— begin Material provided —

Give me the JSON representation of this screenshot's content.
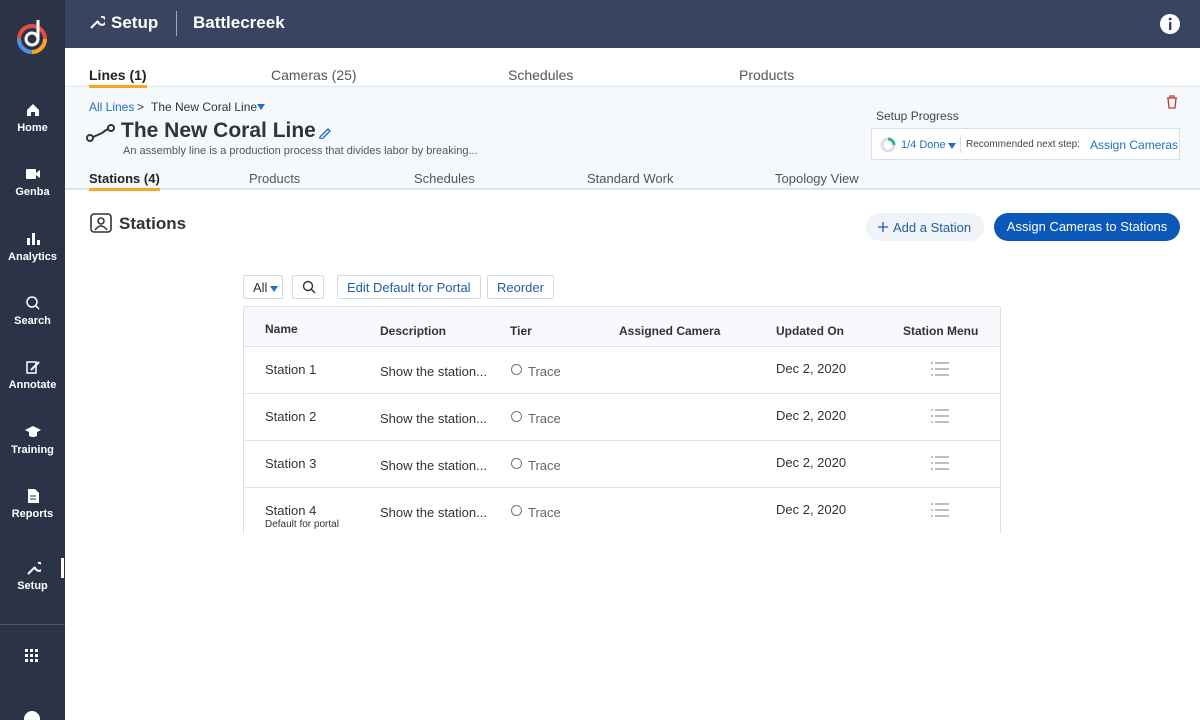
{
  "sidebar": {
    "items": [
      "Home",
      "Genba",
      "Analytics",
      "Search",
      "Annotate",
      "Training",
      "Reports",
      "Setup"
    ]
  },
  "header": {
    "title": "Setup",
    "org": "Battlecreek"
  },
  "top_tabs": [
    "Lines (1)",
    "Cameras (25)",
    "Schedules",
    "Products"
  ],
  "breadcrumb": {
    "root": "All Lines",
    "separator": ">",
    "current": "The New Coral Line"
  },
  "line": {
    "title": "The New Coral Line",
    "description": "An assembly line is a production process that divides labor by breaking..."
  },
  "progress": {
    "label": "Setup Progress",
    "status": "1/4 Done",
    "next_label": "Recommended next step:",
    "next_action": "Assign Cameras"
  },
  "sub_tabs": [
    "Stations (4)",
    "Products",
    "Schedules",
    "Standard Work",
    "Topology View"
  ],
  "section": {
    "title": "Stations",
    "add_button": "Add a Station",
    "assign_button": "Assign Cameras to Stations"
  },
  "toolbar": {
    "filter": "All",
    "edit_default": "Edit Default for Portal",
    "reorder": "Reorder"
  },
  "table": {
    "columns": [
      "Name",
      "Description",
      "Tier",
      "Assigned Camera",
      "Updated On",
      "Station Menu"
    ],
    "rows": [
      {
        "name": "Station 1",
        "description": "Show the station...",
        "tier": "Trace",
        "updated": "Dec 2, 2020"
      },
      {
        "name": "Station 2",
        "description": "Show the station...",
        "tier": "Trace",
        "updated": "Dec 2, 2020"
      },
      {
        "name": "Station 3",
        "description": "Show the station...",
        "tier": "Trace",
        "updated": "Dec 2, 2020"
      },
      {
        "name": "Station 4",
        "note": "Default for portal",
        "description": "Show the station...",
        "tier": "Trace",
        "updated": "Dec 2, 2020"
      }
    ]
  }
}
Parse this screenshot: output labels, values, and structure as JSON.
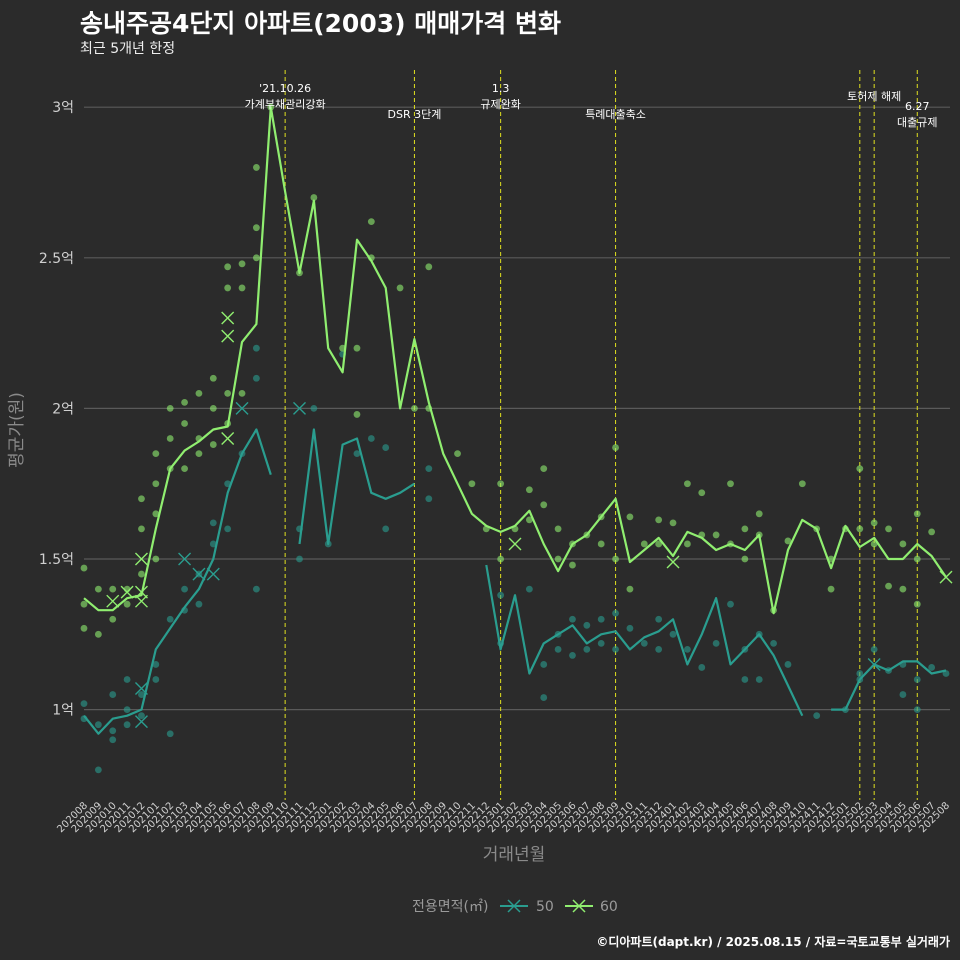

— end Material provided —

Work to do ▸
State how many lines include the string "Cameras", and nothing more.

Expected answer ▸
3